▶ [Text to read]:

↓↓↓

Welfare comparison of electoral systems under power sharing

Abstract

We generalize Börgers’ (Am Econ Rev 94:57–66, 2004) results to a broad class of power sharing electoral systems. We show that voluntary voting under a power sharing regime Pareto dominates both random decision making and compulsory voting. We also show, however, that voluntary voting is not socially optimal, as individuals vote too frequently.

Proofs

Throughout this appendix, write individual i’s expected benefit from abstaining when each of the N other individuals votes with probability p as⁸

$$\begin{aligned} \overline{B}(p, N) = \sum _{M=0}^N \left( {\begin{array}{c}N\\ M\end{array}}\right) p^M (1-p)^{N-M} \sum _{v=0}^{M} \left( {\begin{array}{c}M\\ v\end{array}}\right) \left( \frac{1}{2}\right) ^M G(m(v,M-v)) \text {.} \end{aligned}$$

(2)

↑↑↑

▶ [What the exercise asks]:
Retype the stretch of the abstract on power sharing electoral systems from "We generalize Börgers’" through "vote too frequently.", keeping every character as it appears.

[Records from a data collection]
↓↓↓

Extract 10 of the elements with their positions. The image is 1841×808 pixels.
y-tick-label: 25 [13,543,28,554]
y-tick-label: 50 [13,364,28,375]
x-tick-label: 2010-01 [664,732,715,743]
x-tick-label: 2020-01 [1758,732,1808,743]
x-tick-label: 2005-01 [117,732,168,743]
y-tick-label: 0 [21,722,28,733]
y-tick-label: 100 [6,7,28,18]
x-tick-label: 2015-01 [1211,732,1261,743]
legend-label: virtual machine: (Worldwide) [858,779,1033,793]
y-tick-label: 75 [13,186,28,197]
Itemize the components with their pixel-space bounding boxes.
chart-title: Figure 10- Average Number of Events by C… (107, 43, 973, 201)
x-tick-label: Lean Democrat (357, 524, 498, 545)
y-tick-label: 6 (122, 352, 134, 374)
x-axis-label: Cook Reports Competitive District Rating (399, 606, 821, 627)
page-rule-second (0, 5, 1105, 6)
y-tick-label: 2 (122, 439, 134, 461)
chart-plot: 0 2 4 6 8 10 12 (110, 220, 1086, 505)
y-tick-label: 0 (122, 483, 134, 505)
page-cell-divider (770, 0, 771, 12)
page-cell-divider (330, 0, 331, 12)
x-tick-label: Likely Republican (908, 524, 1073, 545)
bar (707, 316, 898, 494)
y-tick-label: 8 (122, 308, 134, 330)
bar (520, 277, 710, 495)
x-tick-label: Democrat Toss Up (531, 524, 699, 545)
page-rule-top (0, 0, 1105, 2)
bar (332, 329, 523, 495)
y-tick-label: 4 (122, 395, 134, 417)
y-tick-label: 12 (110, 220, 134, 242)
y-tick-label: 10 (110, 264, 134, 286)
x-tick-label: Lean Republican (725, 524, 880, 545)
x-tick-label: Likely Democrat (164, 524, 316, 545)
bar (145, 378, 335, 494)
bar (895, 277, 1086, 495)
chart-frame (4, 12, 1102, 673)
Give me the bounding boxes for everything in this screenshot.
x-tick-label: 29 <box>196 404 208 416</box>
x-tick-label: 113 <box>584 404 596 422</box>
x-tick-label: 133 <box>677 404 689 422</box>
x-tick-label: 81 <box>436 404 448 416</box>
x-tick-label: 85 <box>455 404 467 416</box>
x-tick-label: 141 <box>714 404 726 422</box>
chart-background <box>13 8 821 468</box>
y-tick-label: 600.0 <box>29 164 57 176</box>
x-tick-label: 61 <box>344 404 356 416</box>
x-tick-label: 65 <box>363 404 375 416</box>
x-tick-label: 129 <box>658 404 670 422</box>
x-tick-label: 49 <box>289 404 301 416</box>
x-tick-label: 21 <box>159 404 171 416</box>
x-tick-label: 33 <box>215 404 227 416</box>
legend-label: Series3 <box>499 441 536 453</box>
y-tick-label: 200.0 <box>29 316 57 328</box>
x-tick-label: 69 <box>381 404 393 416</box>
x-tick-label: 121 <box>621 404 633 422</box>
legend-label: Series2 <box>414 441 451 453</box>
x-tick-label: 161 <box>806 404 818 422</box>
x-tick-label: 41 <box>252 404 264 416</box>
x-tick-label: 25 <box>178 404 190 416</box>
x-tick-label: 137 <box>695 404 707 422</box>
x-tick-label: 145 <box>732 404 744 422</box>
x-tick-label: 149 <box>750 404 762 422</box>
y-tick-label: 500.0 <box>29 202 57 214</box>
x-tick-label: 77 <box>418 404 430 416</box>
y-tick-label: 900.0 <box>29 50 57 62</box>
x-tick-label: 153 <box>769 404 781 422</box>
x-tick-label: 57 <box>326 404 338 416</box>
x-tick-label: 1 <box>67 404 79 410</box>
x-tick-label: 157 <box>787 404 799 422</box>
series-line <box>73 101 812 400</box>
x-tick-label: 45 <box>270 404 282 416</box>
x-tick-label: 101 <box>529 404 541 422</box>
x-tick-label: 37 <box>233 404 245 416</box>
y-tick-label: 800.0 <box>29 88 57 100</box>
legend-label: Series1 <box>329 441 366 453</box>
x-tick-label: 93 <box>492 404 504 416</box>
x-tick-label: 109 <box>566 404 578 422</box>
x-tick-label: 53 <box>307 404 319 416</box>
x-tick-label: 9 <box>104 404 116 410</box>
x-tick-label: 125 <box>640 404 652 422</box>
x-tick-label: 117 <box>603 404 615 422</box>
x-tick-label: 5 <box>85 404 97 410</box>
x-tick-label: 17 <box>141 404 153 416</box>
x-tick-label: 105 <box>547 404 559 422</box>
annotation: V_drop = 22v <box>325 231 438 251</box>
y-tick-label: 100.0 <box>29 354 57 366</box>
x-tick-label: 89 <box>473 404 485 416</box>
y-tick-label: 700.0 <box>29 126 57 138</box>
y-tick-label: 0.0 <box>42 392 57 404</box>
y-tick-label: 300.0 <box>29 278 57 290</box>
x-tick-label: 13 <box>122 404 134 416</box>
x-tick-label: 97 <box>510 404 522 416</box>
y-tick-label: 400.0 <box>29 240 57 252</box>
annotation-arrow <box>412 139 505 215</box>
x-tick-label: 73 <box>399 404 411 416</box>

↑↑↑

▶ [Result]:
We generalize Börgers’ (Am Econ Rev 94:57–66, 2004) results to a broad class of power sharing electoral systems. We show that voluntary voting under a power sharing regime Pareto dominates both random decision making and compulsory voting. We also show, however, that voluntary voting is not socially optimal, as individuals vote too frequently.